_STATED EXERCISE_
Scan the lines below for the string "document" and report how many lines contain it, giving only the number.
==== RECORDS SHOWN
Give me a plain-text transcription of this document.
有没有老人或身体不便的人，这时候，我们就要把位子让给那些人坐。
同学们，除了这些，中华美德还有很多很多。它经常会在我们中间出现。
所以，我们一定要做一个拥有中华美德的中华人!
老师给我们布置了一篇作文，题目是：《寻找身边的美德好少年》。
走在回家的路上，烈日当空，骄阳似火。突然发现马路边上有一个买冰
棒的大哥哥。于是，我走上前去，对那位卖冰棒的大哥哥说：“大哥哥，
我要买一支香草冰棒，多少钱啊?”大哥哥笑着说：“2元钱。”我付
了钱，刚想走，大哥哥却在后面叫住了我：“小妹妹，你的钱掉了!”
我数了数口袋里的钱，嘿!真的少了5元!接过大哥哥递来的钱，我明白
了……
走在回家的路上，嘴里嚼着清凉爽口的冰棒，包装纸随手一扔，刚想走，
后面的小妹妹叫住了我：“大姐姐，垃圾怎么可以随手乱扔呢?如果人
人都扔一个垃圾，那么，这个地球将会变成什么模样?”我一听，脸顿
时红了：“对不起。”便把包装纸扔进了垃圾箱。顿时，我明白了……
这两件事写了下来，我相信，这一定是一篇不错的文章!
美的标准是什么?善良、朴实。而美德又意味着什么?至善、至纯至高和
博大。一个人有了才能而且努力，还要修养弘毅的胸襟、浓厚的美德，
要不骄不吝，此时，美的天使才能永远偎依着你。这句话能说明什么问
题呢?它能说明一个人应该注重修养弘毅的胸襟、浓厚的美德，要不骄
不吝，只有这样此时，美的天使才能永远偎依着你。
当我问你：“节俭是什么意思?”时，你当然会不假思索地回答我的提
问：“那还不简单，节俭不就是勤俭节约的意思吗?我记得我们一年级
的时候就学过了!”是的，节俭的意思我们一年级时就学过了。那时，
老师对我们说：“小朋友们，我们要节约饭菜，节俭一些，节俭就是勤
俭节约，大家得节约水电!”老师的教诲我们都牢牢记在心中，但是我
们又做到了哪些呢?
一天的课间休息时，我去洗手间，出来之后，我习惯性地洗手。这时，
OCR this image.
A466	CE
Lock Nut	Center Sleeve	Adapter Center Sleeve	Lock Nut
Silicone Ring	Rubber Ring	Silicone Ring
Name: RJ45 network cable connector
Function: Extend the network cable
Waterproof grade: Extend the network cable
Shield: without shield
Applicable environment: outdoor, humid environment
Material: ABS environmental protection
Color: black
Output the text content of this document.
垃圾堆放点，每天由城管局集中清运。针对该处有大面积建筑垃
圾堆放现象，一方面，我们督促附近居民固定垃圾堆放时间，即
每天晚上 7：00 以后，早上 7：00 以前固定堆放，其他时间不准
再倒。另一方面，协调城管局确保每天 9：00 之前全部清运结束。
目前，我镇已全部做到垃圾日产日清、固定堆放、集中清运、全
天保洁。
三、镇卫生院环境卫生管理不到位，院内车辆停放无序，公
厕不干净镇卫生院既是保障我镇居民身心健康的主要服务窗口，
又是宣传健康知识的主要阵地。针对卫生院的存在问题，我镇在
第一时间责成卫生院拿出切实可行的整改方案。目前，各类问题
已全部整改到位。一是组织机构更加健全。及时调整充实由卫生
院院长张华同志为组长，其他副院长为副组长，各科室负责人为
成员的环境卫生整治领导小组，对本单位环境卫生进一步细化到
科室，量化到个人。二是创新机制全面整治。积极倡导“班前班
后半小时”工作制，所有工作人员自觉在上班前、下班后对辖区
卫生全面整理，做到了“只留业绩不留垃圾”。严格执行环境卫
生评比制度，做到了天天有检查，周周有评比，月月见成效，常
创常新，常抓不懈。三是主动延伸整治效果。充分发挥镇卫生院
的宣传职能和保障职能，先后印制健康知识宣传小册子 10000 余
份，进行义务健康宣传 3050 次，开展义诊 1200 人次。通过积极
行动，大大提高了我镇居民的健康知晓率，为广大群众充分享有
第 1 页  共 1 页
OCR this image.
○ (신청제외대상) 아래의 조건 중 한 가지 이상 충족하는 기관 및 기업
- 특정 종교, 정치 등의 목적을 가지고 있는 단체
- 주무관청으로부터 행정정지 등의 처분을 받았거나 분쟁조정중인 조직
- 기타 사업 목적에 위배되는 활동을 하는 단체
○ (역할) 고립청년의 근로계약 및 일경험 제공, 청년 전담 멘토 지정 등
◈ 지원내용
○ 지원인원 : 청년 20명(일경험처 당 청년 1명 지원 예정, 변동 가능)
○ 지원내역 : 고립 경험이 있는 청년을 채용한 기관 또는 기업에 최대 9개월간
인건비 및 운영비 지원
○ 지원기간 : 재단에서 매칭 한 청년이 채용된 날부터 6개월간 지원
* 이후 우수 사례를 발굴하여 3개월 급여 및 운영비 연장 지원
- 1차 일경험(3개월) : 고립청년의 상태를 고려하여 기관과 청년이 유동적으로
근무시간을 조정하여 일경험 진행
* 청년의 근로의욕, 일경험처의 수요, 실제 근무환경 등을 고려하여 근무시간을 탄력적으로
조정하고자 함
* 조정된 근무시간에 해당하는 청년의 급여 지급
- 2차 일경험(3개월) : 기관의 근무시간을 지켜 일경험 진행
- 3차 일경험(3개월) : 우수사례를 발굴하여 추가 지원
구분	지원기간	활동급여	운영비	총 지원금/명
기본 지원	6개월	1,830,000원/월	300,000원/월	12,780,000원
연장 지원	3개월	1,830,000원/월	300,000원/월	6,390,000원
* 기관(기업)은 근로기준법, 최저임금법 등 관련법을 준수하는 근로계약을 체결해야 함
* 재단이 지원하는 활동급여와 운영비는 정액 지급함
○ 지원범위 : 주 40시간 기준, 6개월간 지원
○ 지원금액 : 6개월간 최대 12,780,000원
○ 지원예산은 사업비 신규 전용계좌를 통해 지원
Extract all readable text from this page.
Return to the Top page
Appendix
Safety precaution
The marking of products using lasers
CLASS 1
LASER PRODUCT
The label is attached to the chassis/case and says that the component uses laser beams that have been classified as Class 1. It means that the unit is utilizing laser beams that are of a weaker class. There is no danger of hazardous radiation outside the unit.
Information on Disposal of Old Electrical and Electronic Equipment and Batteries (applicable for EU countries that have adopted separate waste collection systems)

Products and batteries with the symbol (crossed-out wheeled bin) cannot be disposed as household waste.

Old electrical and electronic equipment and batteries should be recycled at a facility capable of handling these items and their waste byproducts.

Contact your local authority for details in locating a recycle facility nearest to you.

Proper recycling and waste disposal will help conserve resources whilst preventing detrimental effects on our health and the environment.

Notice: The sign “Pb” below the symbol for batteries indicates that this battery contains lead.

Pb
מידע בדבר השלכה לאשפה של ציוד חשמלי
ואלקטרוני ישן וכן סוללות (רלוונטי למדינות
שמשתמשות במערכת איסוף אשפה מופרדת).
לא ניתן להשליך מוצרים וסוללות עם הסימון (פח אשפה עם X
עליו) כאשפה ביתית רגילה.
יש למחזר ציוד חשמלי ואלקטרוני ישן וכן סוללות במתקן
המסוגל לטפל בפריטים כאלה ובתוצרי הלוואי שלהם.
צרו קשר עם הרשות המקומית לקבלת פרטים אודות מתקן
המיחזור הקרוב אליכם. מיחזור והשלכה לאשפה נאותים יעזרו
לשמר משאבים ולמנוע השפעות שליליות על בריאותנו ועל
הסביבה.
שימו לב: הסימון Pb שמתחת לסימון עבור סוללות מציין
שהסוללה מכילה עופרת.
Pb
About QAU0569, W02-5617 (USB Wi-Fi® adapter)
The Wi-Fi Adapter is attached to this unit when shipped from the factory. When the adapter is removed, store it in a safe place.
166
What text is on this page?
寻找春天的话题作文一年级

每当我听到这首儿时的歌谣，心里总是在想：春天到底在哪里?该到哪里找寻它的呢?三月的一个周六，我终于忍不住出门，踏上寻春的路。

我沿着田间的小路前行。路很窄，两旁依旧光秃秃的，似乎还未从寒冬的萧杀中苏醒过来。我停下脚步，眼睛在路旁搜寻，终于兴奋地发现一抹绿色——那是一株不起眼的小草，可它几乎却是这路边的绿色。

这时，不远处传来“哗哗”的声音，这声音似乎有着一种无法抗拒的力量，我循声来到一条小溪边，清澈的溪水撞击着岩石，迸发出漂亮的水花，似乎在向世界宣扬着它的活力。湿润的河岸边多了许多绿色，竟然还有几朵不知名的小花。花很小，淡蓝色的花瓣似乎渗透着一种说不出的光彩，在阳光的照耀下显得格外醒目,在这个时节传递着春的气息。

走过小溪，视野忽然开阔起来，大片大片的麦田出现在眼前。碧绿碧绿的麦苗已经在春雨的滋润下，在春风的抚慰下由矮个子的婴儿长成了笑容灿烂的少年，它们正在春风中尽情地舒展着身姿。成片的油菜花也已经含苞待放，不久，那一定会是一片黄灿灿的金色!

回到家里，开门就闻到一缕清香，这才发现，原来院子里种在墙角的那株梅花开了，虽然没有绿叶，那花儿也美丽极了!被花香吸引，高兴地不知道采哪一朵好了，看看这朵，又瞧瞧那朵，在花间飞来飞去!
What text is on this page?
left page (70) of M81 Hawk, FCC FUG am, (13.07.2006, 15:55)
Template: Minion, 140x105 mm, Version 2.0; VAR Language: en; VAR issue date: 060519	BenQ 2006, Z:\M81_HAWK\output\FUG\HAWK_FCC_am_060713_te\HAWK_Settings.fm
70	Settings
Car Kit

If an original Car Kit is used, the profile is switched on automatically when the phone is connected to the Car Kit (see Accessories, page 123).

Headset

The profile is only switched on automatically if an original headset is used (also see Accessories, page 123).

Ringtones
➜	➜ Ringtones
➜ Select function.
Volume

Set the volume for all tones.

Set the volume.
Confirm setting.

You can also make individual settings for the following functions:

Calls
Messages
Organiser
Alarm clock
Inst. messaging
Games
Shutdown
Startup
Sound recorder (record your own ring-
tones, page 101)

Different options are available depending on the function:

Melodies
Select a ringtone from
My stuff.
========
_FINISHED TASK_
2